## Start Input records

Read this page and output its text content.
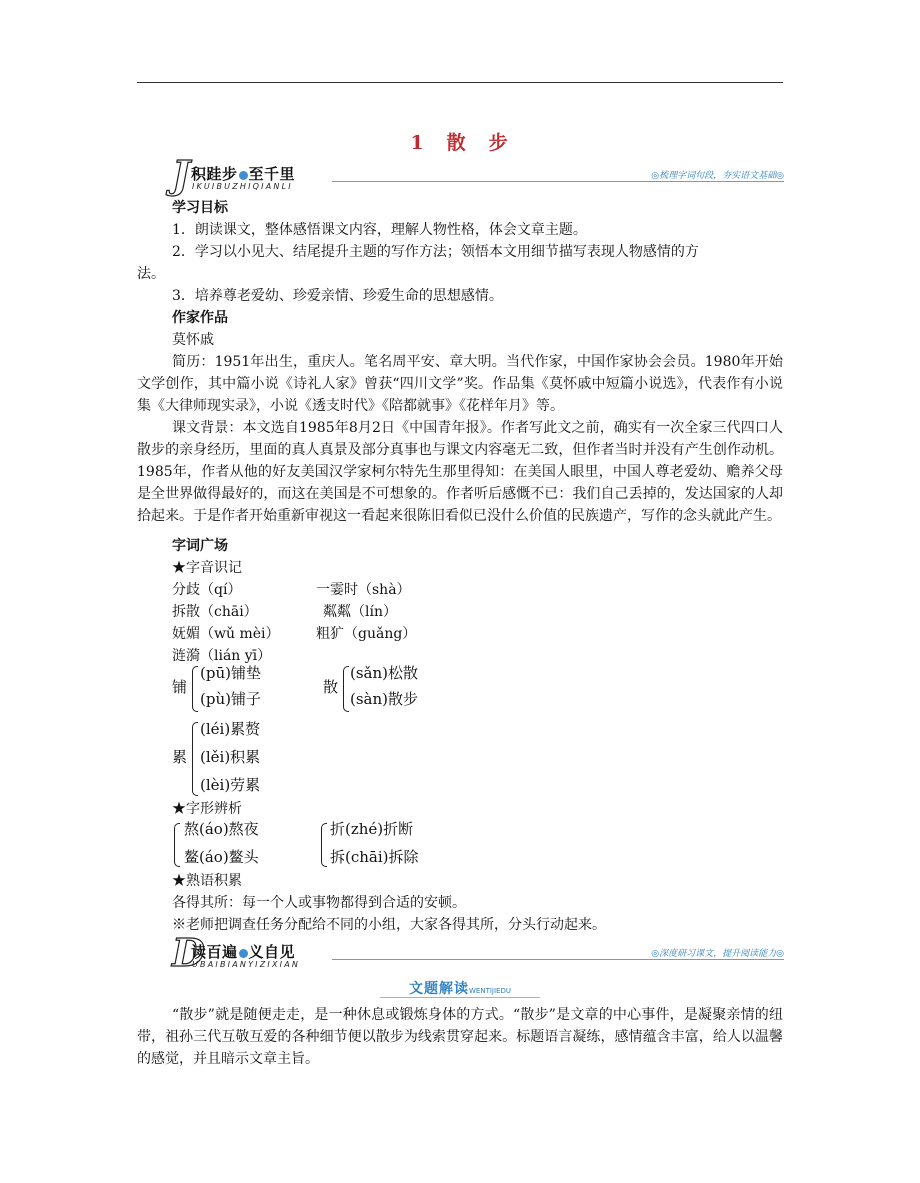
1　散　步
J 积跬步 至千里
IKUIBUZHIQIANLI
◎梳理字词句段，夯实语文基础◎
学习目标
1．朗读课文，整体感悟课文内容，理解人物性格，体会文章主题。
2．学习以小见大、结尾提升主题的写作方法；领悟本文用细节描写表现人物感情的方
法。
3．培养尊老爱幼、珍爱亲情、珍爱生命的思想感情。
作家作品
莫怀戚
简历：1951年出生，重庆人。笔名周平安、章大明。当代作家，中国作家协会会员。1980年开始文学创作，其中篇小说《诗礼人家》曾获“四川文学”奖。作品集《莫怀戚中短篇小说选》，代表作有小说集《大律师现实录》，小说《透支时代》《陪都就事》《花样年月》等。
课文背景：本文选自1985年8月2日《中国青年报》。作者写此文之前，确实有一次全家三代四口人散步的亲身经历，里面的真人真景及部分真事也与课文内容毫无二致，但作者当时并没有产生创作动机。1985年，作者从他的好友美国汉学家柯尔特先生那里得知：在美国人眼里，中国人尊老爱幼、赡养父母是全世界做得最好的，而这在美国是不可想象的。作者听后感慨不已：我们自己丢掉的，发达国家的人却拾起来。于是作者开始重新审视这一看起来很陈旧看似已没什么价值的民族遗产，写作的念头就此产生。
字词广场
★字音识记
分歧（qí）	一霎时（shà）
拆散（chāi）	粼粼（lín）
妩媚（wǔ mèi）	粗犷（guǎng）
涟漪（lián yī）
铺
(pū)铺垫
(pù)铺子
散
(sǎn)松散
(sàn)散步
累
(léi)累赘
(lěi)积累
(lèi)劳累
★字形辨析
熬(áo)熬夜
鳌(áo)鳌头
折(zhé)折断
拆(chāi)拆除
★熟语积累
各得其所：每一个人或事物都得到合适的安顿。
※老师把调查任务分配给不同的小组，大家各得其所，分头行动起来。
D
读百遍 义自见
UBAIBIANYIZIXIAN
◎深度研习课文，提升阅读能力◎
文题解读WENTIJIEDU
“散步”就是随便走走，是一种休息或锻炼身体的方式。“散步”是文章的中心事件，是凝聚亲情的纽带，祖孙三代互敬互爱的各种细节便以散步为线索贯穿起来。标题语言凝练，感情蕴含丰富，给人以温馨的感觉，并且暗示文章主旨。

## End Input records
## Start Input records

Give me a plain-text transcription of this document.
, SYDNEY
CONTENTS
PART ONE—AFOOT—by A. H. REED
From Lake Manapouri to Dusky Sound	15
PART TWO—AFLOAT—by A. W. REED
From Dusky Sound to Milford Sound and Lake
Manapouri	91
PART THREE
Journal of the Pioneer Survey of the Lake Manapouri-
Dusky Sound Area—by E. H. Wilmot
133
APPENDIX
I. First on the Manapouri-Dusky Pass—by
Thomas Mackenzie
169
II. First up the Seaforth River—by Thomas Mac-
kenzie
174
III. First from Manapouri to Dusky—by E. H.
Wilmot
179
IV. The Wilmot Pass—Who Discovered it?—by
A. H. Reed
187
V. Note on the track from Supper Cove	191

## End Input records
## Start Input records

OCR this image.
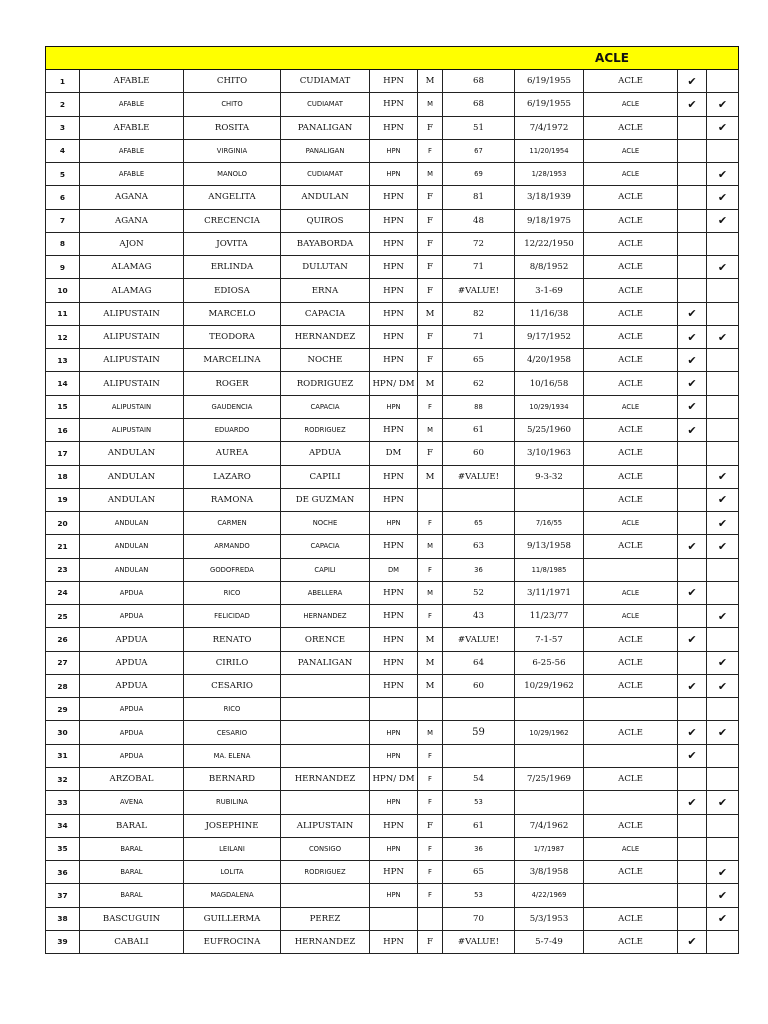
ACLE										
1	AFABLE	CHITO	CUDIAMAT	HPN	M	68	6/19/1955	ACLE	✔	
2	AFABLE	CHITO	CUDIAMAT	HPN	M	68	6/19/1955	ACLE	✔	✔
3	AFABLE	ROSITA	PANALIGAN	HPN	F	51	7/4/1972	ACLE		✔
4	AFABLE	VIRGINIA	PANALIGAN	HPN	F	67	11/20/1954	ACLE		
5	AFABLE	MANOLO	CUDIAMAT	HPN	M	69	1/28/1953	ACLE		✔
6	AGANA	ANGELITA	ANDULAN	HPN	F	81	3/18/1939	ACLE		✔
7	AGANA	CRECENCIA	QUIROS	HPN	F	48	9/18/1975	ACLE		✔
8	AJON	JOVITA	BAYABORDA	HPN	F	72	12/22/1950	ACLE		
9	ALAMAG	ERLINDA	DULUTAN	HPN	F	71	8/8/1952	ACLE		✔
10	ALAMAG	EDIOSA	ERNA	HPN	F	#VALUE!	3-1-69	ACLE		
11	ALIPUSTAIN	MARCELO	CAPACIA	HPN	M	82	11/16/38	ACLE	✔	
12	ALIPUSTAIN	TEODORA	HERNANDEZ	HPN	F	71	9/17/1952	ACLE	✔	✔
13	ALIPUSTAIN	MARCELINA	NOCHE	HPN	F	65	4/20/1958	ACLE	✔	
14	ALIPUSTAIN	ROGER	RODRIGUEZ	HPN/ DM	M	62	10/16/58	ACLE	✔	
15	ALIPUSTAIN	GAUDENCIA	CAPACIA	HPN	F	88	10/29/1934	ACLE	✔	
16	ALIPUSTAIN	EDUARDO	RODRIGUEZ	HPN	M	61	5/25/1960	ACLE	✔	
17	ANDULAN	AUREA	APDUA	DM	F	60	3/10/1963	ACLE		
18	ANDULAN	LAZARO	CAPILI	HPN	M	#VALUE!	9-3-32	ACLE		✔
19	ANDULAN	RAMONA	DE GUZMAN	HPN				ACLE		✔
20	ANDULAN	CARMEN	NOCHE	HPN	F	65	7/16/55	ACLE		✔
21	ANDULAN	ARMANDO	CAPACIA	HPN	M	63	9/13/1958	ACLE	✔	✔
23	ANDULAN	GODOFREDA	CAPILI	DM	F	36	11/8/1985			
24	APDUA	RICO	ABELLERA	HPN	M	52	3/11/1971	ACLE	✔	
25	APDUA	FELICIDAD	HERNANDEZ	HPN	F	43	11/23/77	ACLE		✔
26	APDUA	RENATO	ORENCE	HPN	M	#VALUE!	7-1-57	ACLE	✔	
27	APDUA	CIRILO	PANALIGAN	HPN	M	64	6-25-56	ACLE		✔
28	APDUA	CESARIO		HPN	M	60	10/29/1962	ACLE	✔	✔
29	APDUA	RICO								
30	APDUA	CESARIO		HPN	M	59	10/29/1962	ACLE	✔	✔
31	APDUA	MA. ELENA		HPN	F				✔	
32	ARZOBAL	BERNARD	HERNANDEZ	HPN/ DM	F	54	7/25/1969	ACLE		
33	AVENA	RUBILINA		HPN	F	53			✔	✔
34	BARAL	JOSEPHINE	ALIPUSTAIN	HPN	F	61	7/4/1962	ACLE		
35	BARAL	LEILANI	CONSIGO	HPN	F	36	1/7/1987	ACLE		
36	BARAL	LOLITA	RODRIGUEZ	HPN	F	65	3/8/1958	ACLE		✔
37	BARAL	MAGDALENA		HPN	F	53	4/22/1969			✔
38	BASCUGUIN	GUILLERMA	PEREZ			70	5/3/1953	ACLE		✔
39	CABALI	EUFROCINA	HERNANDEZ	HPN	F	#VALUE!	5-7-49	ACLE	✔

## End Input records

Job » Determine how many lines of the records above contain the word "Manapouri", and report only that number.

Solution to the problem » 5